## PROBLEM DESCRIPTION
Please output every line of the material as it stands, without the pictures.

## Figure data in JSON
┌──

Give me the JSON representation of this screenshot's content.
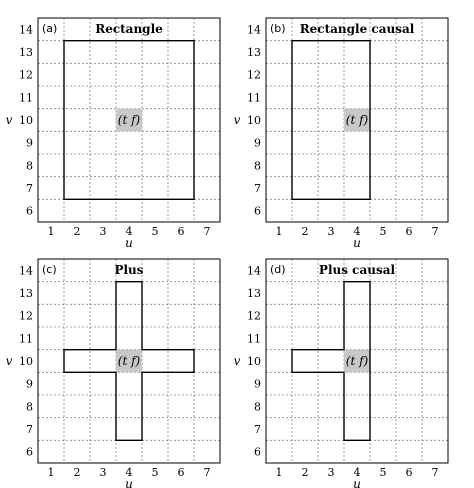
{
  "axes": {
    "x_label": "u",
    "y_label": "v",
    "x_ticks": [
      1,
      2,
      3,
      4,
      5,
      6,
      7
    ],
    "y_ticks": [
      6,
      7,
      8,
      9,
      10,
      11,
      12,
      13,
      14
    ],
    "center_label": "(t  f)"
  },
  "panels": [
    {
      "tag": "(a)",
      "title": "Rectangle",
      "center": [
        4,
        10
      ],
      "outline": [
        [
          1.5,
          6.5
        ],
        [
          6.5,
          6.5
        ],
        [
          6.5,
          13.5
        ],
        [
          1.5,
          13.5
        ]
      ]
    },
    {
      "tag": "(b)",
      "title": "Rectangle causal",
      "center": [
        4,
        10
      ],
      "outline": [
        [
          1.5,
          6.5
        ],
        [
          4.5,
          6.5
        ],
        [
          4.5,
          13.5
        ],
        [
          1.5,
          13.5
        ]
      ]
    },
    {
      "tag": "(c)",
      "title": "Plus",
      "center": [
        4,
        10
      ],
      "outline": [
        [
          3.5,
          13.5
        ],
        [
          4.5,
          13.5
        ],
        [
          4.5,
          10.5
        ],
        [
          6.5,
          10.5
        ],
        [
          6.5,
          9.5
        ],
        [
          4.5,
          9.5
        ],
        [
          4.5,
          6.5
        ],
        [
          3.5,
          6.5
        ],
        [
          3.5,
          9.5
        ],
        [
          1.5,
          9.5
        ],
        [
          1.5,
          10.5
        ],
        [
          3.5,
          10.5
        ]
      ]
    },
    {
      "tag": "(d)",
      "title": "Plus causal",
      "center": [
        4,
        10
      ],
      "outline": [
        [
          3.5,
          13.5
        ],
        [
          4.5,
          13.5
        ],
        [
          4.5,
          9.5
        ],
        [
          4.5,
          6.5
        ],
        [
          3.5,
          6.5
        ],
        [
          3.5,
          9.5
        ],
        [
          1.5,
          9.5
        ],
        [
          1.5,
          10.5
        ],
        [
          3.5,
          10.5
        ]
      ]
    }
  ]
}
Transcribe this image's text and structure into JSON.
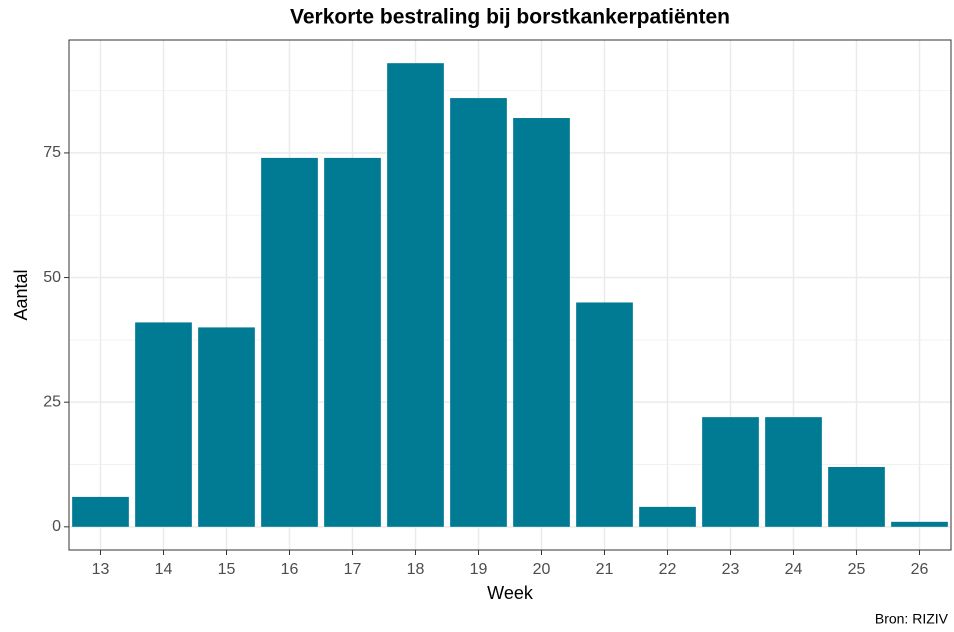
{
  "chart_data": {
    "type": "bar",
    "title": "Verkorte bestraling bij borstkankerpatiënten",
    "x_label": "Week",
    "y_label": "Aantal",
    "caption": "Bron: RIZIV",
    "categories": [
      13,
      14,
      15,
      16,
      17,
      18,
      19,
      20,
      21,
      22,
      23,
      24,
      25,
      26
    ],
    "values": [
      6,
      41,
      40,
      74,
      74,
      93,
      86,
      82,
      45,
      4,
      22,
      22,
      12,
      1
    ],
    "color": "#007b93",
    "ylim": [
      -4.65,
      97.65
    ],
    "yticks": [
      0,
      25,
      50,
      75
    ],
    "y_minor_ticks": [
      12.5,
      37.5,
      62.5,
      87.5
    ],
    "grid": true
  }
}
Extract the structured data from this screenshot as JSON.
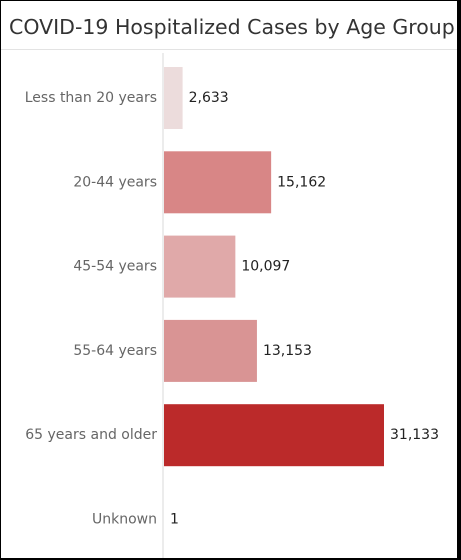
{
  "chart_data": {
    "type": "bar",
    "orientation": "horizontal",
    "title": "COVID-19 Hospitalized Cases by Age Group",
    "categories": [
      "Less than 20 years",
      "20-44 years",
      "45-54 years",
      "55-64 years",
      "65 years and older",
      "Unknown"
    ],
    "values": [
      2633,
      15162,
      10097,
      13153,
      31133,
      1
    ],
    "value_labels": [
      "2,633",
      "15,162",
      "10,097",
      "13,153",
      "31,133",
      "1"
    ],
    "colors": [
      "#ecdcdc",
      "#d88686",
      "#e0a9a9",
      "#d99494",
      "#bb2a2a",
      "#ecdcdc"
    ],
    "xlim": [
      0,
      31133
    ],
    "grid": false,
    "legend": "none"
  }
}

└──

## CORRECT ANSWER
Give me the JSON representation of this screenshot's content.
{
  "axes": {
    "x_label": "u",
    "y_label": "v",
    "x_ticks": [
      1,
      2,
      3,
      4,
      5,
      6,
      7
    ],
    "y_ticks": [
      6,
      7,
      8,
      9,
      10,
      11,
      12,
      13,
      14
    ],
    "center_label": "(t  f)"
  },
  "panels": [
    {
      "tag": "(a)",
      "title": "Rectangle",
      "center": [
        4,
        10
      ],
      "outline": [
        [
          1.5,
          6.5
        ],
        [
          6.5,
          6.5
        ],
        [
          6.5,
          13.5
        ],
        [
          1.5,
          13.5
        ]
      ]
    },
    {
      "tag": "(b)",
      "title": "Rectangle causal",
      "center": [
        4,
        10
      ],
      "outline": [
        [
          1.5,
          6.5
        ],
        [
          4.5,
          6.5
        ],
        [
          4.5,
          13.5
        ],
        [
          1.5,
          13.5
        ]
      ]
    },
    {
      "tag": "(c)",
      "title": "Plus",
      "center": [
        4,
        10
      ],
      "outline": [
        [
          3.5,
          13.5
        ],
        [
          4.5,
          13.5
        ],
        [
          4.5,
          10.5
        ],
        [
          6.5,
          10.5
        ],
        [
          6.5,
          9.5
        ],
        [
          4.5,
          9.5
        ],
        [
          4.5,
          6.5
        ],
        [
          3.5,
          6.5
        ],
        [
          3.5,
          9.5
        ],
        [
          1.5,
          9.5
        ],
        [
          1.5,
          10.5
        ],
        [
          3.5,
          10.5
        ]
      ]
    },
    {
      "tag": "(d)",
      "title": "Plus causal",
      "center": [
        4,
        10
      ],
      "outline": [
        [
          3.5,
          13.5
        ],
        [
          4.5,
          13.5
        ],
        [
          4.5,
          9.5
        ],
        [
          4.5,
          6.5
        ],
        [
          3.5,
          6.5
        ],
        [
          3.5,
          9.5
        ],
        [
          1.5,
          9.5
        ],
        [
          1.5,
          10.5
        ],
        [
          3.5,
          10.5
        ]
      ]
    }
  ]
}
Transcribe this image's text and structure into JSON.
{
  "chart_data": {
    "type": "bar",
    "title": "Verkorte bestraling bij borstkankerpatiënten",
    "x_label": "Week",
    "y_label": "Aantal",
    "caption": "Bron: RIZIV",
    "categories": [
      13,
      14,
      15,
      16,
      17,
      18,
      19,
      20,
      21,
      22,
      23,
      24,
      25,
      26
    ],
    "values": [
      6,
      41,
      40,
      74,
      74,
      93,
      86,
      82,
      45,
      4,
      22,
      22,
      12,
      1
    ],
    "color": "#007b93",
    "ylim": [
      -4.65,
      97.65
    ],
    "yticks": [
      0,
      25,
      50,
      75
    ],
    "y_minor_ticks": [
      12.5,
      37.5,
      62.5,
      87.5
    ],
    "grid": true
  }
}
Extract the structured data from this screenshot as JSON.
{
  "chart_data": {
    "type": "bar",
    "orientation": "horizontal",
    "title": "COVID-19 Hospitalized Cases by Age Group",
    "categories": [
      "Less than 20 years",
      "20-44 years",
      "45-54 years",
      "55-64 years",
      "65 years and older",
      "Unknown"
    ],
    "values": [
      2633,
      15162,
      10097,
      13153,
      31133,
      1
    ],
    "value_labels": [
      "2,633",
      "15,162",
      "10,097",
      "13,153",
      "31,133",
      "1"
    ],
    "colors": [
      "#ecdcdc",
      "#d88686",
      "#e0a9a9",
      "#d99494",
      "#bb2a2a",
      "#ecdcdc"
    ],
    "xlim": [
      0,
      31133
    ],
    "grid": false,
    "legend": "none"
  }
}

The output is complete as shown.